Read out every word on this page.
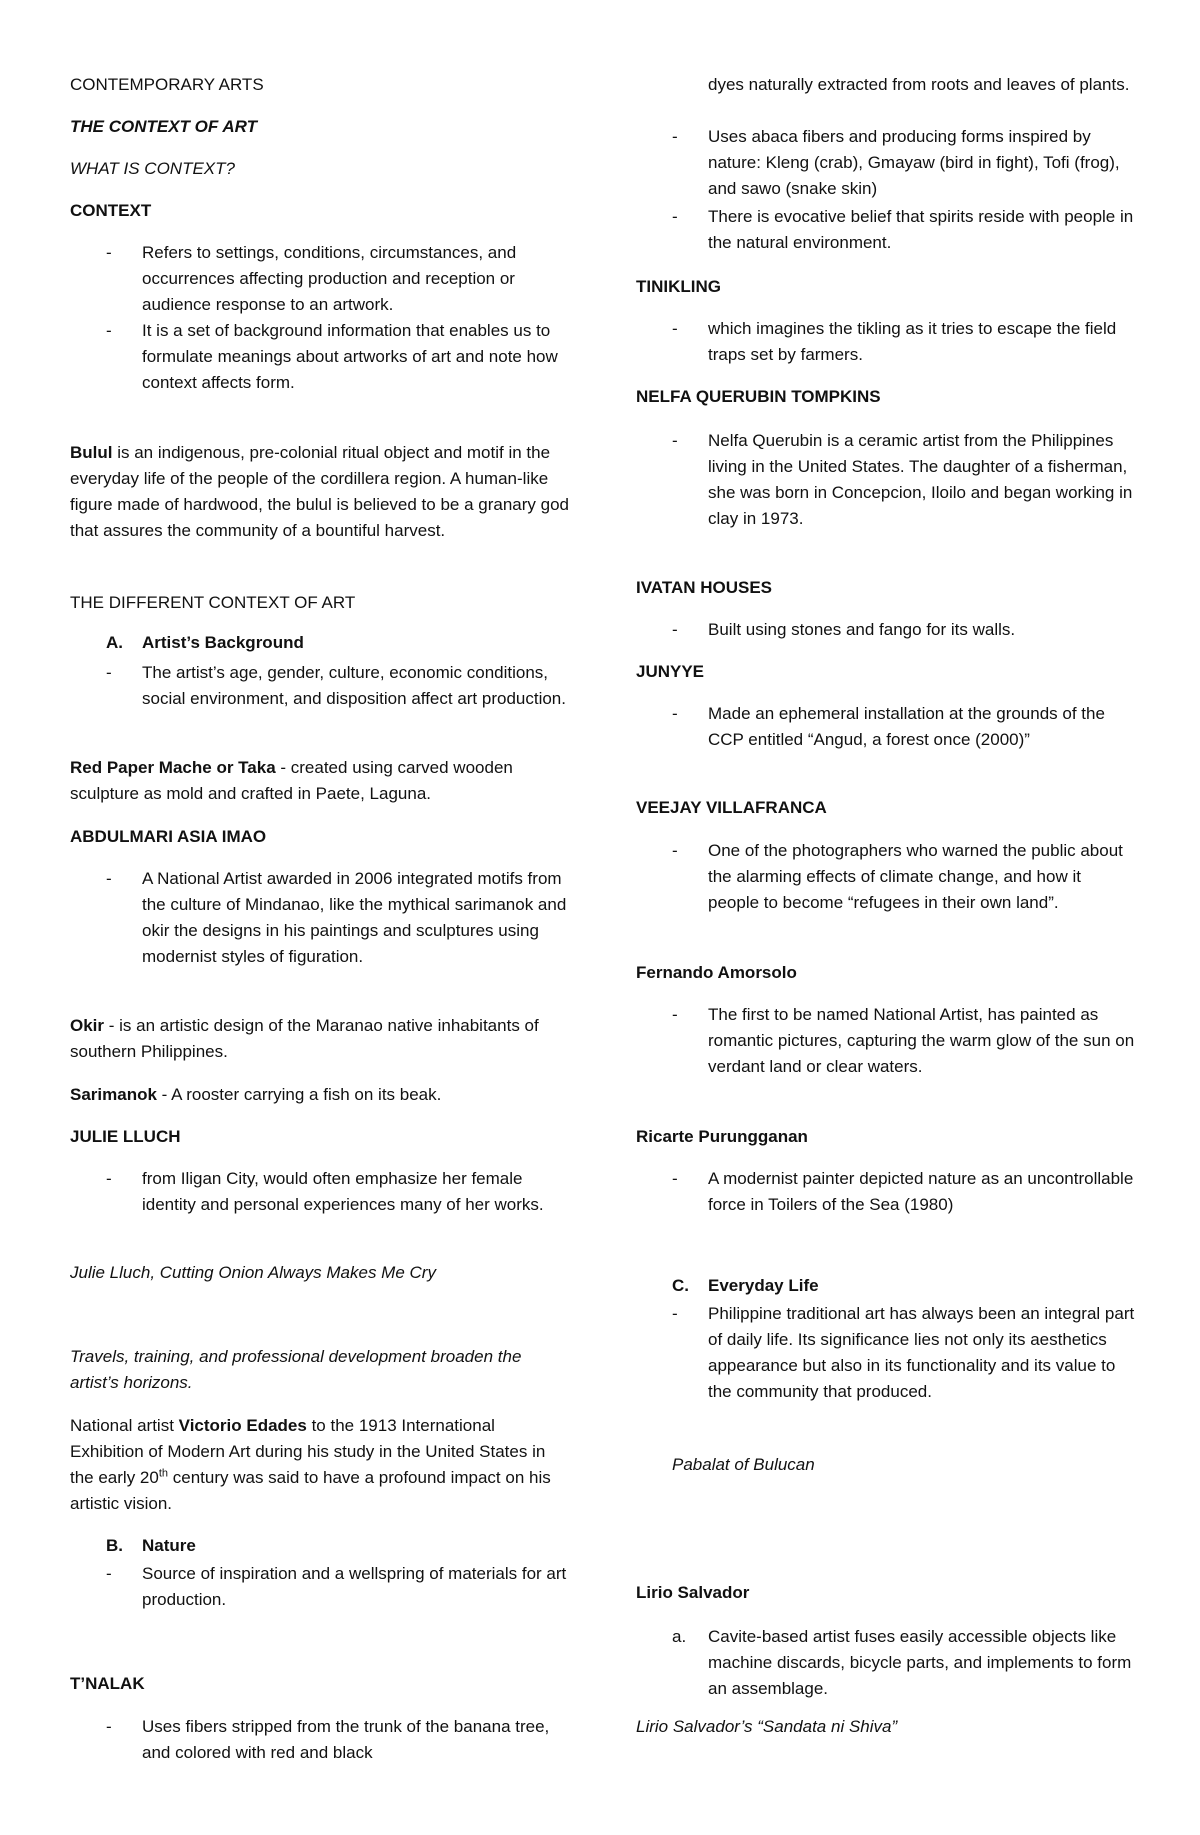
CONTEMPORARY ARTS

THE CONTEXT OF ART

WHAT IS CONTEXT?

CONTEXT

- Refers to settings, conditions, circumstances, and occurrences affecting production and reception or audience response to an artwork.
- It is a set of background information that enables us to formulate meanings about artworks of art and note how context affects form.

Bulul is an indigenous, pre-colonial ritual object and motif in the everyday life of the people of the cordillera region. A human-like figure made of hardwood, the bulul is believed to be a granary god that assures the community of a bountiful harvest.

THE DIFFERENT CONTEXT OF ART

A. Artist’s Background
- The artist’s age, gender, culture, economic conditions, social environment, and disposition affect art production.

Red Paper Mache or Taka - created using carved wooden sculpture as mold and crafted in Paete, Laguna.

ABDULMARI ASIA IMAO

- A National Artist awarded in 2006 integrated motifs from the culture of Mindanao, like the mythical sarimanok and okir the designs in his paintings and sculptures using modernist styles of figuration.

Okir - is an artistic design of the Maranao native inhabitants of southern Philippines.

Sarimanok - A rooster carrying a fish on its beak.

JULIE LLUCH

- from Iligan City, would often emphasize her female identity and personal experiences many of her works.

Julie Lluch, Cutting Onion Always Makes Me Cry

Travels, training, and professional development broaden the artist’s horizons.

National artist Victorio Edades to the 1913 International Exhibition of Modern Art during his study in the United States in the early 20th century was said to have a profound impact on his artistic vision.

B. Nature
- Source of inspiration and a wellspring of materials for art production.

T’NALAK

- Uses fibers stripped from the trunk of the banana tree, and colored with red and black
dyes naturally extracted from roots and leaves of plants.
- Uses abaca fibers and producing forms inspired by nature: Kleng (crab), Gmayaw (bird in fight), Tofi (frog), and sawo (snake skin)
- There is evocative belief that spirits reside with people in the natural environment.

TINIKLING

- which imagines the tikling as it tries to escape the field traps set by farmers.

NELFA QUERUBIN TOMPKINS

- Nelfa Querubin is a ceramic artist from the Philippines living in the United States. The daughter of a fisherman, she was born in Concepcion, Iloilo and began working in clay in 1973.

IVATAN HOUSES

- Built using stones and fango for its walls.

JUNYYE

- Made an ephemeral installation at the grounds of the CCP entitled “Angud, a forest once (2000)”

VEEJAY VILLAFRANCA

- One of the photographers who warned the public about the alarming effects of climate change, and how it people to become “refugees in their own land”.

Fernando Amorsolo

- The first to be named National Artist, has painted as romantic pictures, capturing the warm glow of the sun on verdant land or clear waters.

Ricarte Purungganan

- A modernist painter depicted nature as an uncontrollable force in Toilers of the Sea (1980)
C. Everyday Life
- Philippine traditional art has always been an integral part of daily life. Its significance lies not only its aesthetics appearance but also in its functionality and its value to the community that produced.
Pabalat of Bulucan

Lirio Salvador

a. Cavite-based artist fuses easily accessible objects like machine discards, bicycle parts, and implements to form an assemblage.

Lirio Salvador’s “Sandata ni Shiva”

——

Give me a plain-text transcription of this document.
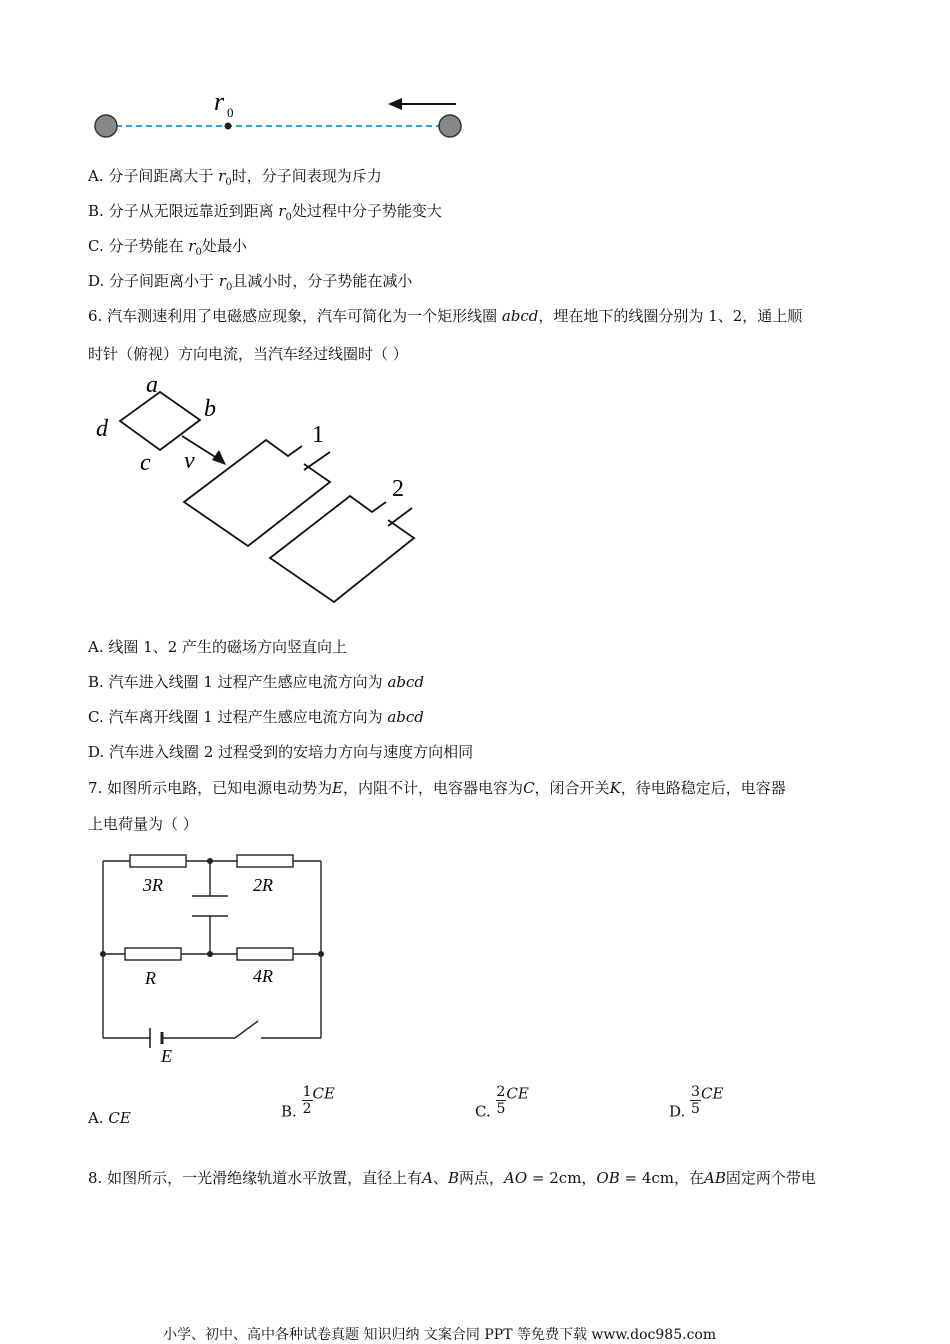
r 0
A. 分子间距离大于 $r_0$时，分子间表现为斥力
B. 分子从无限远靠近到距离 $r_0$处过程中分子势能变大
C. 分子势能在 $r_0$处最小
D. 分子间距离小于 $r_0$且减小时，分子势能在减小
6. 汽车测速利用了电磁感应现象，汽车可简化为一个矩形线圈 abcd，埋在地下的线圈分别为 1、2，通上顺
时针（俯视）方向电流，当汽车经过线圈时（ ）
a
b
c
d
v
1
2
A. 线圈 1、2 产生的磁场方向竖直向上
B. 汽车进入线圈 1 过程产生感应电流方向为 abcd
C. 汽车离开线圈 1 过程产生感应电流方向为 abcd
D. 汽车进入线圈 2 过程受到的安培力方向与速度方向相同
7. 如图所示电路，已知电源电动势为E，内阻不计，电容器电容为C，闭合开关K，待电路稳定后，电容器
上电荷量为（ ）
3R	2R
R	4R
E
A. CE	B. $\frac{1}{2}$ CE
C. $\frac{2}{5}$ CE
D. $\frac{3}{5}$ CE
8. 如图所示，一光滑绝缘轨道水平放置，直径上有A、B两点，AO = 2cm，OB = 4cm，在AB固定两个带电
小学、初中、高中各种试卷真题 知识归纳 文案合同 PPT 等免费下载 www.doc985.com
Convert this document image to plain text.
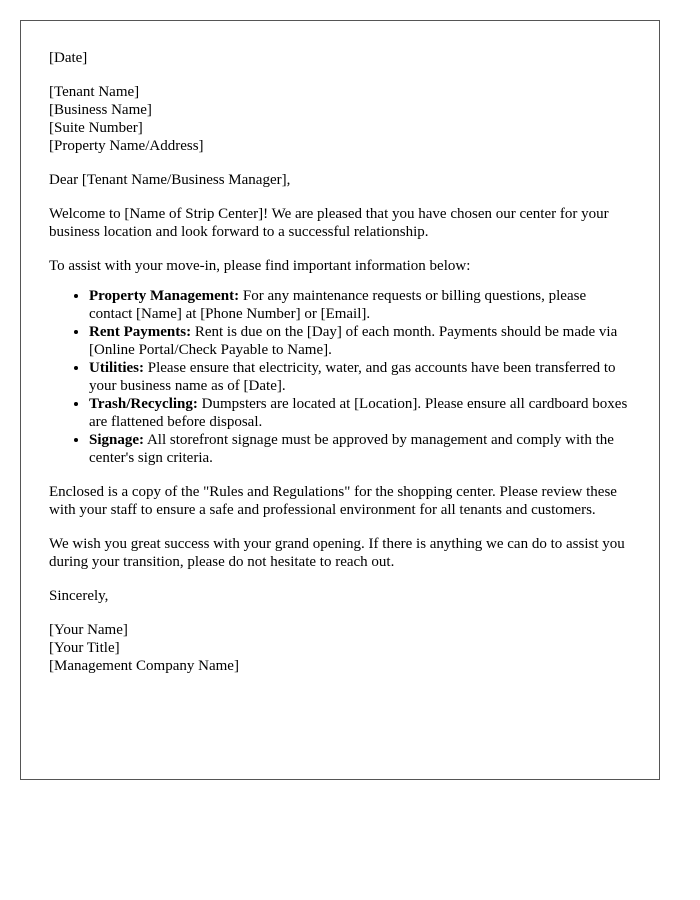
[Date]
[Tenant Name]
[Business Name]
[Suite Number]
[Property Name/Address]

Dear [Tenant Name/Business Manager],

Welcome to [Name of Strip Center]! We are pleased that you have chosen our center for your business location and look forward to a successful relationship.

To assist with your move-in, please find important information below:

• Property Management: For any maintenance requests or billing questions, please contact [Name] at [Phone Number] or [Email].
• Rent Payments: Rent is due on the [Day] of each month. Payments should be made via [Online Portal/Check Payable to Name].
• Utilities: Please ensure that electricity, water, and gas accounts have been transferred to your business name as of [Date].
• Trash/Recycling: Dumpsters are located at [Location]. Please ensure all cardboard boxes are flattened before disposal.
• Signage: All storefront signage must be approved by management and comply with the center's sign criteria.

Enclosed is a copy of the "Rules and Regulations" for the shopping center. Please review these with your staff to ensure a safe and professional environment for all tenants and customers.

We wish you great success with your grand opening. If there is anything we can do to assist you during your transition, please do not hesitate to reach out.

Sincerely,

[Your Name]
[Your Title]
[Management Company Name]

——

* **The exercise**
Find the lines above that include the string "production" and copy them.

* **Written answer**
- Refers to settings, conditions, circumstances, and occurrences affecting production and reception or audience response to an artwork.
- The artist’s age, gender, culture, economic conditions, social environment, and disposition affect art production.
- Source of inspiration and a wellspring of materials for art production.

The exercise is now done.